* begin *

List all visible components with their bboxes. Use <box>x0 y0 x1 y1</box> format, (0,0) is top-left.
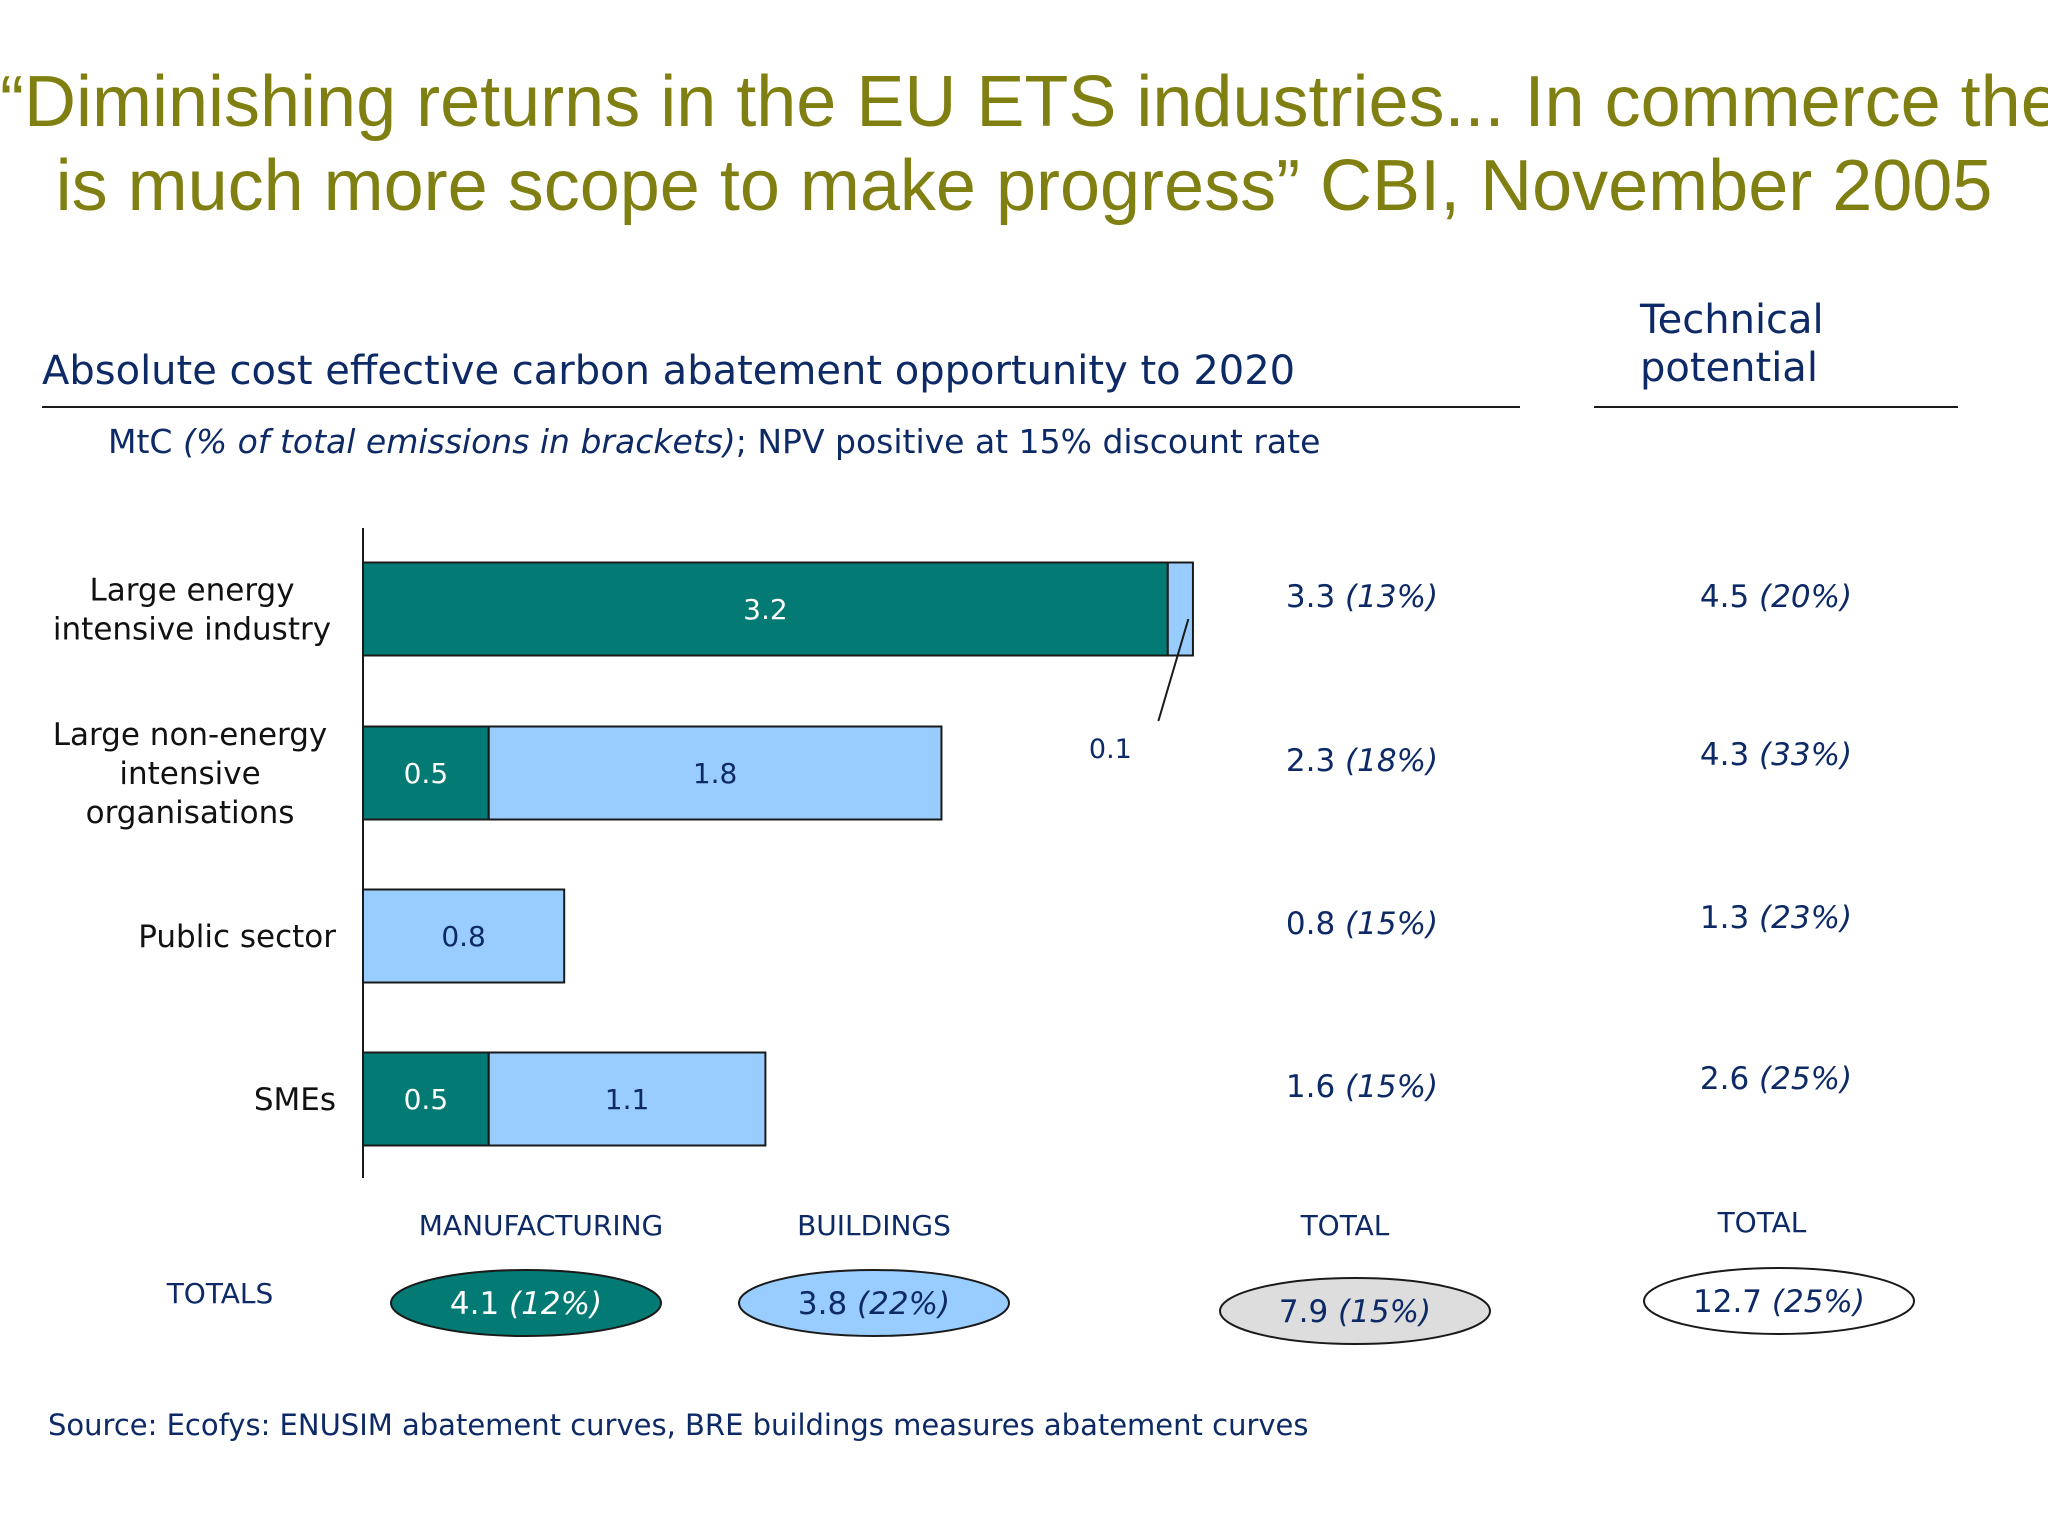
manufacturing-bar <box>362 561 1169 657</box>
subtitle-unit: MtC <box>108 422 173 461</box>
chart-subtitle: MtC (% of total emissions in brackets); … <box>108 422 1320 461</box>
total-pct: (15%) <box>1338 1294 1431 1330</box>
total-value: 7.9 <box>1279 1294 1338 1330</box>
buildings-total-text: 3.8 (22%) <box>798 1286 950 1322</box>
data-label: 1.8 <box>693 757 738 790</box>
manufacturing-bar <box>362 725 490 821</box>
row-total-pct: (18%) <box>1345 743 1438 779</box>
total-value: 3.8 <box>798 1286 857 1322</box>
source-note: Source: Ecofys: ENUSIM abatement curves,… <box>48 1408 1309 1442</box>
data-label: 0.8 <box>441 920 486 953</box>
data-label: 3.2 <box>743 593 788 626</box>
technical-total-header: TOTAL <box>1717 1206 1807 1239</box>
buildings-total-ellipse <box>738 1269 1010 1337</box>
headline: “Diminishing returns in the EU ETS indus… <box>0 60 2048 228</box>
technical-potential-value: 4.3 (33%) <box>1700 737 1852 773</box>
category-label: SMEs <box>254 1082 336 1118</box>
category-label-line: organisations <box>86 795 295 831</box>
total-pct: (22%) <box>857 1286 950 1322</box>
technical-value: 4.5 <box>1700 579 1759 615</box>
headline-line-1: “Diminishing returns in the EU ETS indus… <box>0 62 2048 142</box>
total-value: 12.7 <box>1693 1284 1772 1320</box>
category-label: Large energy intensive industry <box>53 573 331 648</box>
total-total-text: 7.9 (15%) <box>1279 1294 1431 1330</box>
technical-potential-title: Technical potential <box>1640 297 1824 391</box>
data-label: 1.1 <box>605 1083 650 1116</box>
category-label-line: intensive industry <box>53 612 331 648</box>
category-label: Public sector <box>138 919 336 955</box>
row-total: 1.6 (15%) <box>1286 1069 1438 1105</box>
category-label-line: intensive <box>119 756 260 792</box>
category-label-line: Large non-energy <box>53 717 328 753</box>
buildings-bar <box>1166 561 1194 657</box>
category-label-line: Large energy <box>89 573 294 609</box>
buildings-bar <box>362 888 566 984</box>
total-total-ellipse <box>1219 1277 1491 1345</box>
buildings-header: BUILDINGS <box>797 1209 951 1242</box>
category-label-line: Public sector <box>138 919 336 955</box>
row-total-pct: (13%) <box>1345 579 1438 615</box>
buildings-bar <box>487 725 943 821</box>
chart-title: Absolute cost effective carbon abatement… <box>42 348 1296 394</box>
row-total-pct: (15%) <box>1345 906 1438 942</box>
headline-line-2: is much more scope to make progress” CBI… <box>55 146 1993 226</box>
row-total: 3.3 (13%) <box>1286 579 1438 615</box>
row-total: 2.3 (18%) <box>1286 743 1438 779</box>
total-pct: (25%) <box>1772 1284 1865 1320</box>
row-total-value: 0.8 <box>1286 906 1345 942</box>
row-total-value: 3.3 <box>1286 579 1345 615</box>
chart-title-rule <box>42 406 1520 408</box>
row-total-value: 2.3 <box>1286 743 1345 779</box>
row-total-value: 1.6 <box>1286 1069 1345 1105</box>
data-label-leader <box>1157 618 1190 722</box>
technical-value: 4.3 <box>1700 737 1759 773</box>
technical-potential-value: 4.5 (20%) <box>1700 579 1852 615</box>
technical-total-ellipse <box>1643 1267 1915 1335</box>
row-total: 0.8 (15%) <box>1286 906 1438 942</box>
technical-pct: (20%) <box>1759 579 1852 615</box>
technical-total-text: 12.7 (25%) <box>1693 1284 1865 1320</box>
technical-pct: (33%) <box>1759 737 1852 773</box>
technical-title-rule <box>1594 406 1958 408</box>
technical-potential-value: 2.6 (25%) <box>1700 1061 1852 1097</box>
technical-potential-value: 1.3 (23%) <box>1700 900 1852 936</box>
technical-pct: (23%) <box>1759 900 1852 936</box>
manufacturing-total-text: 4.1 (12%) <box>450 1286 602 1322</box>
row-total-pct: (15%) <box>1345 1069 1438 1105</box>
total-header: TOTAL <box>1300 1209 1390 1242</box>
technical-pct: (25%) <box>1759 1061 1852 1097</box>
data-label: 0.1 <box>1089 734 1132 765</box>
technical-value: 1.3 <box>1700 900 1759 936</box>
manufacturing-header: MANUFACTURING <box>419 1209 663 1242</box>
category-label: Large non-energy intensive organisations <box>53 717 328 831</box>
data-label: 0.5 <box>404 757 449 790</box>
category-label-line: SMEs <box>254 1082 336 1118</box>
total-value: 4.1 <box>450 1286 509 1322</box>
subtitle-rest: ; NPV positive at 15% discount rate <box>735 422 1321 461</box>
total-pct: (12%) <box>509 1286 602 1322</box>
manufacturing-total-ellipse <box>390 1269 662 1337</box>
buildings-bar <box>487 1051 767 1147</box>
subtitle-bracket-note: (% of total emissions in brackets) <box>182 422 736 461</box>
totals-label: TOTALS <box>166 1277 274 1310</box>
technical-value: 2.6 <box>1700 1061 1759 1097</box>
data-label: 0.5 <box>404 1083 449 1116</box>
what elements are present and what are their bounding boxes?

* end *

◆ Set exercise
Copy out every entry above word for word, but omit the pictures.

◆ Written solution
List all visible components with their bboxes. Use <box>x0 y0 x1 y1</box> format, (0,0) is top-left.
manufacturing-bar <box>362 561 1169 657</box>
subtitle-unit: MtC <box>108 422 173 461</box>
chart-subtitle: MtC (% of total emissions in brackets); … <box>108 422 1320 461</box>
total-pct: (15%) <box>1338 1294 1431 1330</box>
total-value: 7.9 <box>1279 1294 1338 1330</box>
buildings-total-text: 3.8 (22%) <box>798 1286 950 1322</box>
data-label: 1.8 <box>693 757 738 790</box>
manufacturing-bar <box>362 725 490 821</box>
row-total-pct: (18%) <box>1345 743 1438 779</box>
total-value: 3.8 <box>798 1286 857 1322</box>
source-note: Source: Ecofys: ENUSIM abatement curves,… <box>48 1408 1309 1442</box>
data-label: 0.8 <box>441 920 486 953</box>
data-label: 3.2 <box>743 593 788 626</box>
technical-total-header: TOTAL <box>1717 1206 1807 1239</box>
buildings-total-ellipse <box>738 1269 1010 1337</box>
headline: “Diminishing returns in the EU ETS indus… <box>0 60 2048 228</box>
technical-potential-value: 4.3 (33%) <box>1700 737 1852 773</box>
category-label: SMEs <box>254 1082 336 1118</box>
category-label-line: organisations <box>86 795 295 831</box>
total-pct: (22%) <box>857 1286 950 1322</box>
technical-value: 4.5 <box>1700 579 1759 615</box>
headline-line-1: “Diminishing returns in the EU ETS indus… <box>0 62 2048 142</box>
total-value: 12.7 <box>1693 1284 1772 1320</box>
category-label: Large energy intensive industry <box>53 573 331 648</box>
total-total-text: 7.9 (15%) <box>1279 1294 1431 1330</box>
technical-potential-title: Technical potential <box>1640 297 1824 391</box>
data-label: 1.1 <box>605 1083 650 1116</box>
category-label-line: intensive industry <box>53 612 331 648</box>
category-label: Public sector <box>138 919 336 955</box>
row-total: 1.6 (15%) <box>1286 1069 1438 1105</box>
category-label-line: intensive <box>119 756 260 792</box>
category-label-line: Large non-energy <box>53 717 328 753</box>
buildings-bar <box>1166 561 1194 657</box>
category-label-line: Large energy <box>89 573 294 609</box>
buildings-bar <box>362 888 566 984</box>
total-total-ellipse <box>1219 1277 1491 1345</box>
buildings-header: BUILDINGS <box>797 1209 951 1242</box>
category-label-line: Public sector <box>138 919 336 955</box>
row-total-pct: (13%) <box>1345 579 1438 615</box>
buildings-bar <box>487 725 943 821</box>
chart-title: Absolute cost effective carbon abatement… <box>42 348 1296 394</box>
row-total-pct: (15%) <box>1345 906 1438 942</box>
headline-line-2: is much more scope to make progress” CBI… <box>55 146 1993 226</box>
row-total: 3.3 (13%) <box>1286 579 1438 615</box>
row-total: 2.3 (18%) <box>1286 743 1438 779</box>
total-pct: (25%) <box>1772 1284 1865 1320</box>
row-total-value: 0.8 <box>1286 906 1345 942</box>
row-total-value: 3.3 <box>1286 579 1345 615</box>
chart-title-rule <box>42 406 1520 408</box>
row-total-value: 2.3 <box>1286 743 1345 779</box>
row-total-value: 1.6 <box>1286 1069 1345 1105</box>
data-label-leader <box>1157 618 1190 722</box>
technical-value: 4.3 <box>1700 737 1759 773</box>
technical-potential-value: 4.5 (20%) <box>1700 579 1852 615</box>
technical-total-ellipse <box>1643 1267 1915 1335</box>
row-total: 0.8 (15%) <box>1286 906 1438 942</box>
technical-pct: (20%) <box>1759 579 1852 615</box>
technical-total-text: 12.7 (25%) <box>1693 1284 1865 1320</box>
technical-pct: (33%) <box>1759 737 1852 773</box>
technical-title-rule <box>1594 406 1958 408</box>
technical-potential-value: 2.6 (25%) <box>1700 1061 1852 1097</box>
technical-potential-value: 1.3 (23%) <box>1700 900 1852 936</box>
technical-pct: (23%) <box>1759 900 1852 936</box>
manufacturing-total-text: 4.1 (12%) <box>450 1286 602 1322</box>
row-total-pct: (15%) <box>1345 1069 1438 1105</box>
total-header: TOTAL <box>1300 1209 1390 1242</box>
technical-pct: (25%) <box>1759 1061 1852 1097</box>
data-label: 0.1 <box>1089 734 1132 765</box>
technical-value: 1.3 <box>1700 900 1759 936</box>
manufacturing-header: MANUFACTURING <box>419 1209 663 1242</box>
category-label: Large non-energy intensive organisations <box>53 717 328 831</box>
data-label: 0.5 <box>404 757 449 790</box>
category-label-line: SMEs <box>254 1082 336 1118</box>
total-value: 4.1 <box>450 1286 509 1322</box>
subtitle-rest: ; NPV positive at 15% discount rate <box>735 422 1321 461</box>
total-pct: (12%) <box>509 1286 602 1322</box>
manufacturing-total-ellipse <box>390 1269 662 1337</box>
buildings-bar <box>487 1051 767 1147</box>
subtitle-bracket-note: (% of total emissions in brackets) <box>182 422 736 461</box>
totals-label: TOTALS <box>166 1277 274 1310</box>
technical-value: 2.6 <box>1700 1061 1759 1097</box>
data-label: 0.5 <box>404 1083 449 1116</box>
what elements are present and what are their bounding boxes?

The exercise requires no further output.